• Rows
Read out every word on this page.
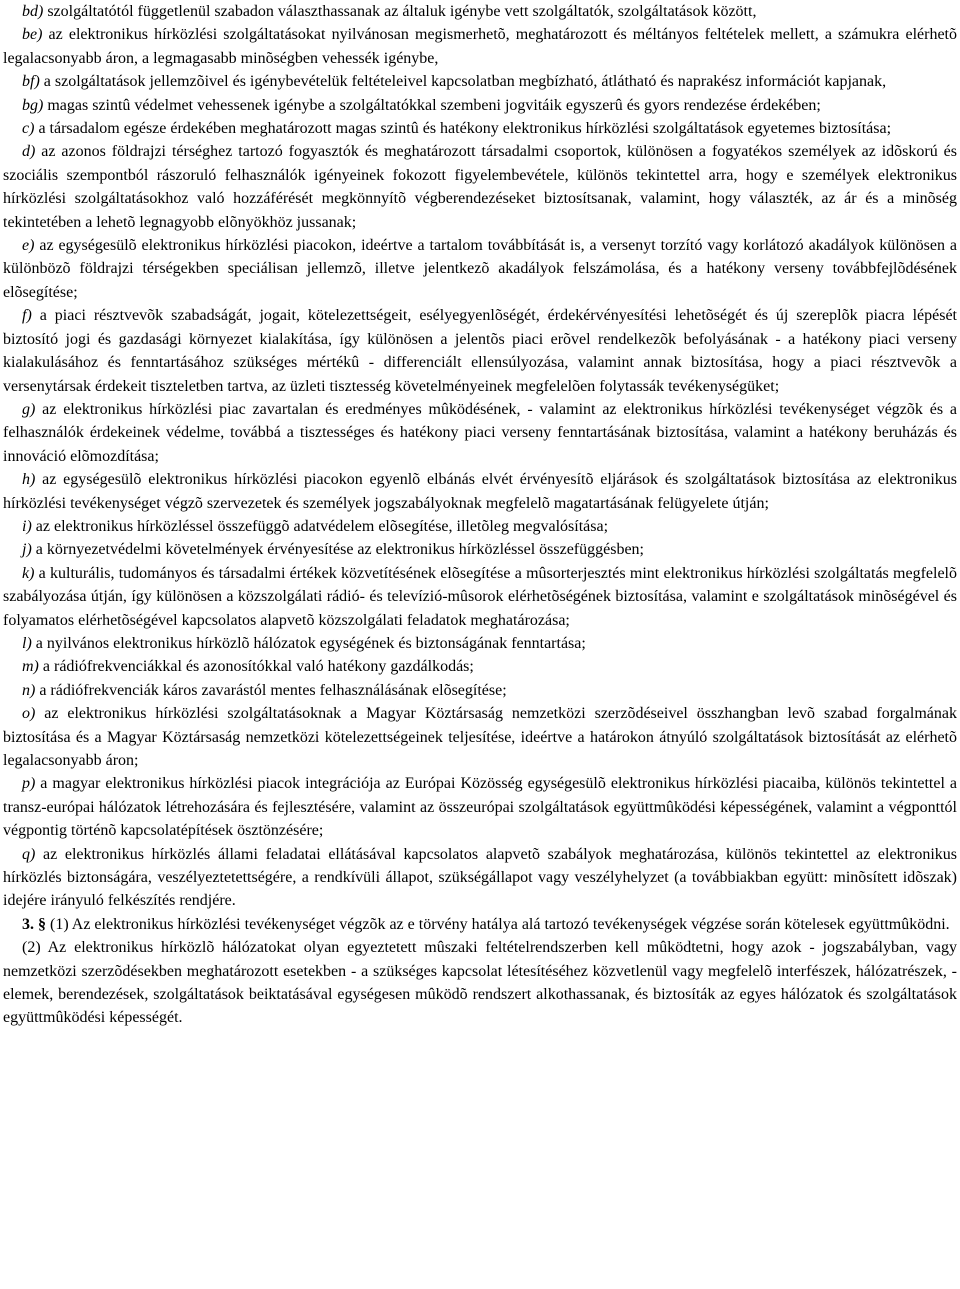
bd) szolgáltatótól függetlenül szabadon választhassanak az általuk igénybe vett szolgáltatók, szolgáltatások között,

be) az elektronikus hírközlési szolgáltatásokat nyilvánosan megismerhetõ, meghatározott és méltányos feltételek mellett, a számukra elérhetõ legalacsonyabb áron, a legmagasabb minõségben vehessék igénybe,

bf) a szolgáltatások jellemzõivel és igénybevételük feltételeivel kapcsolatban megbízható, átlátható és naprakész információt kapjanak,

bg) magas szintû védelmet vehessenek igénybe a szolgáltatókkal szembeni jogvitáik egyszerû és gyors rendezése érdekében;

c) a társadalom egésze érdekében meghatározott magas szintû és hatékony elektronikus hírközlési szolgáltatások egyetemes biztosítása;

d) az azonos földrajzi térséghez tartozó fogyasztók és meghatározott társadalmi csoportok, különösen a fogyatékos személyek az idõskorú és szociális szempontból rászoruló felhasználók igényeinek fokozott figyelembevétele, különös tekintettel arra, hogy e személyek elektronikus hírközlési szolgáltatásokhoz való hozzáférését megkönnyítõ végberendezéseket biztosítsanak, valamint, hogy választék, az ár és a minõség tekintetében a lehetõ legnagyobb elõnyökhöz jussanak;

e) az egységesülõ elektronikus hírközlési piacokon, ideértve a tartalom továbbítását is, a versenyt torzító vagy korlátozó akadályok különösen a különbözõ földrajzi térségekben speciálisan jellemzõ, illetve jelentkezõ akadályok felszámolása, és a hatékony verseny továbbfejlõdésének elõsegítése;

f) a piaci résztvevõk szabadságát, jogait, kötelezettségeit, esélyegyenlõségét, érdekérvényesítési lehetõségét és új szereplõk piacra lépését biztosító jogi és gazdasági környezet kialakítása, így különösen a jelentõs piaci erõvel rendelkezõk befolyásának - a hatékony piaci verseny kialakulásához és fenntartásához szükséges mértékû - differenciált ellensúlyozása, valamint annak biztosítása, hogy a piaci résztvevõk a versenytársak érdekeit tiszteletben tartva, az üzleti tisztesség követelményeinek megfelelõen folytassák tevékenységüket;

g) az elektronikus hírközlési piac zavartalan és eredményes mûködésének, - valamint az elektronikus hírközlési tevékenységet végzõk és a felhasználók érdekeinek védelme, továbbá a tisztességes és hatékony piaci verseny fenntartásának biztosítása, valamint a hatékony beruházás és innováció elõmozdítása;

h) az egységesülõ elektronikus hírközlési piacokon egyenlõ elbánás elvét érvényesítõ eljárások és szolgáltatások biztosítása az elektronikus hírközlési tevékenységet végzõ szervezetek és személyek jogszabályoknak megfelelõ magatartásának felügyelete útján;

i) az elektronikus hírközléssel összefüggõ adatvédelem elõsegítése, illetõleg megvalósítása;

j) a környezetvédelmi követelmények érvényesítése az elektronikus hírközléssel összefüggésben;

k) a kulturális, tudományos és társadalmi értékek közvetítésének elõsegítése a mûsorterjesztés mint elektronikus hírközlési szolgáltatás megfelelõ szabályozása útján, így különösen a közszolgálati rádió- és televízió-mûsorok elérhetõségének biztosítása, valamint e szolgáltatások minõségével és folyamatos elérhetõségével kapcsolatos alapvetõ közszolgálati feladatok meghatározása;

l) a nyilvános elektronikus hírközlõ hálózatok egységének és biztonságának fenntartása;

m) a rádiófrekvenciákkal és azonosítókkal való hatékony gazdálkodás;

n) a rádiófrekvenciák káros zavarástól mentes felhasználásának elõsegítése;

o) az elektronikus hírközlési szolgáltatásoknak a Magyar Köztársaság nemzetközi szerzõdéseivel összhangban levõ szabad forgalmának biztosítása és a Magyar Köztársaság nemzetközi kötelezettségeinek teljesítése, ideértve a határokon átnyúló szolgáltatások biztosítását az elérhetõ legalacsonyabb áron;

p) a magyar elektronikus hírközlési piacok integrációja az Európai Közösség egységesülõ elektronikus hírközlési piacaiba, különös tekintettel a transz-európai hálózatok létrehozására és fejlesztésére, valamint az összeurópai szolgáltatások együttmûködési képességének, valamint a végponttól végpontig történõ kapcsolatépítések ösztönzésére;

q) az elektronikus hírközlés állami feladatai ellátásával kapcsolatos alapvetõ szabályok meghatározása, különös tekintettel az elektronikus hírközlés biztonságára, veszélyeztetettségére, a rendkívüli állapot, szükségállapot vagy veszélyhelyzet (a továbbiakban együtt: minõsített idõszak) idejére irányuló felkészítés rendjére.

3. § (1) Az elektronikus hírközlési tevékenységet végzõk az e törvény hatálya alá tartozó tevékenységek végzése során kötelesek együttmûködni.

(2) Az elektronikus hírközlõ hálózatokat olyan egyeztetett mûszaki feltételrendszerben kell mûködtetni, hogy azok - jogszabályban, vagy nemzetközi szerzõdésekben meghatározott esetekben - a szükséges kapcsolat létesítéséhez közvetlenül vagy megfelelõ interfészek, hálózatrészek, -elemek, berendezések, szolgáltatások beiktatásával egységesen mûködõ rendszert alkothassanak, és biztosíták az egyes hálózatok és szolgáltatások együttmûködési képességét.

• What you are asked to do
Reproduce every record above exactly, but leave out the pictures.

• Written response
Read out every word on this page.
bd) szolgáltatótól függetlenül szabadon választhassanak az általuk igénybe vett szolgáltatók, szolgáltatások között,

be) az elektronikus hírközlési szolgáltatásokat nyilvánosan megismerhetõ, meghatározott és méltányos feltételek mellett, a számukra elérhetõ legalacsonyabb áron, a legmagasabb minõségben vehessék igénybe,

bf) a szolgáltatások jellemzõivel és igénybevételük feltételeivel kapcsolatban megbízható, átlátható és naprakész információt kapjanak,

bg) magas szintû védelmet vehessenek igénybe a szolgáltatókkal szembeni jogvitáik egyszerû és gyors rendezése érdekében;

c) a társadalom egésze érdekében meghatározott magas szintû és hatékony elektronikus hírközlési szolgáltatások egyetemes biztosítása;

d) az azonos földrajzi térséghez tartozó fogyasztók és meghatározott társadalmi csoportok, különösen a fogyatékos személyek az idõskorú és szociális szempontból rászoruló felhasználók igényeinek fokozott figyelembevétele, különös tekintettel arra, hogy e személyek elektronikus hírközlési szolgáltatásokhoz való hozzáférését megkönnyítõ végberendezéseket biztosítsanak, valamint, hogy választék, az ár és a minõség tekintetében a lehetõ legnagyobb elõnyökhöz jussanak;

e) az egységesülõ elektronikus hírközlési piacokon, ideértve a tartalom továbbítását is, a versenyt torzító vagy korlátozó akadályok különösen a különbözõ földrajzi térségekben speciálisan jellemzõ, illetve jelentkezõ akadályok felszámolása, és a hatékony verseny továbbfejlõdésének elõsegítése;

f) a piaci résztvevõk szabadságát, jogait, kötelezettségeit, esélyegyenlõségét, érdekérvényesítési lehetõségét és új szereplõk piacra lépését biztosító jogi és gazdasági környezet kialakítása, így különösen a jelentõs piaci erõvel rendelkezõk befolyásának - a hatékony piaci verseny kialakulásához és fenntartásához szükséges mértékû - differenciált ellensúlyozása, valamint annak biztosítása, hogy a piaci résztvevõk a versenytársak érdekeit tiszteletben tartva, az üzleti tisztesség követelményeinek megfelelõen folytassák tevékenységüket;

g) az elektronikus hírközlési piac zavartalan és eredményes mûködésének, - valamint az elektronikus hírközlési tevékenységet végzõk és a felhasználók érdekeinek védelme, továbbá a tisztességes és hatékony piaci verseny fenntartásának biztosítása, valamint a hatékony beruházás és innováció elõmozdítása;

h) az egységesülõ elektronikus hírközlési piacokon egyenlõ elbánás elvét érvényesítõ eljárások és szolgáltatások biztosítása az elektronikus hírközlési tevékenységet végzõ szervezetek és személyek jogszabályoknak megfelelõ magatartásának felügyelete útján;

i) az elektronikus hírközléssel összefüggõ adatvédelem elõsegítése, illetõleg megvalósítása;

j) a környezetvédelmi követelmények érvényesítése az elektronikus hírközléssel összefüggésben;

k) a kulturális, tudományos és társadalmi értékek közvetítésének elõsegítése a mûsorterjesztés mint elektronikus hírközlési szolgáltatás megfelelõ szabályozása útján, így különösen a közszolgálati rádió- és televízió-mûsorok elérhetõségének biztosítása, valamint e szolgáltatások minõségével és folyamatos elérhetõségével kapcsolatos alapvetõ közszolgálati feladatok meghatározása;

l) a nyilvános elektronikus hírközlõ hálózatok egységének és biztonságának fenntartása;

m) a rádiófrekvenciákkal és azonosítókkal való hatékony gazdálkodás;

n) a rádiófrekvenciák káros zavarástól mentes felhasználásának elõsegítése;

o) az elektronikus hírközlési szolgáltatásoknak a Magyar Köztársaság nemzetközi szerzõdéseivel összhangban levõ szabad forgalmának biztosítása és a Magyar Köztársaság nemzetközi kötelezettségeinek teljesítése, ideértve a határokon átnyúló szolgáltatások biztosítását az elérhetõ legalacsonyabb áron;

p) a magyar elektronikus hírközlési piacok integrációja az Európai Közösség egységesülõ elektronikus hírközlési piacaiba, különös tekintettel a transz-európai hálózatok létrehozására és fejlesztésére, valamint az összeurópai szolgáltatások együttmûködési képességének, valamint a végponttól végpontig történõ kapcsolatépítések ösztönzésére;

q) az elektronikus hírközlés állami feladatai ellátásával kapcsolatos alapvetõ szabályok meghatározása, különös tekintettel az elektronikus hírközlés biztonságára, veszélyeztetettségére, a rendkívüli állapot, szükségállapot vagy veszélyhelyzet (a továbbiakban együtt: minõsített idõszak) idejére irányuló felkészítés rendjére.

3. § (1) Az elektronikus hírközlési tevékenységet végzõk az e törvény hatálya alá tartozó tevékenységek végzése során kötelesek együttmûködni.

(2) Az elektronikus hírközlõ hálózatokat olyan egyeztetett mûszaki feltételrendszerben kell mûködtetni, hogy azok - jogszabályban, vagy nemzetközi szerzõdésekben meghatározott esetekben - a szükséges kapcsolat létesítéséhez közvetlenül vagy megfelelõ interfészek, hálózatrészek, -elemek, berendezések, szolgáltatások beiktatásával egységesen mûködõ rendszert alkothassanak, és biztosíták az egyes hálózatok és szolgáltatások együttmûködési képességét.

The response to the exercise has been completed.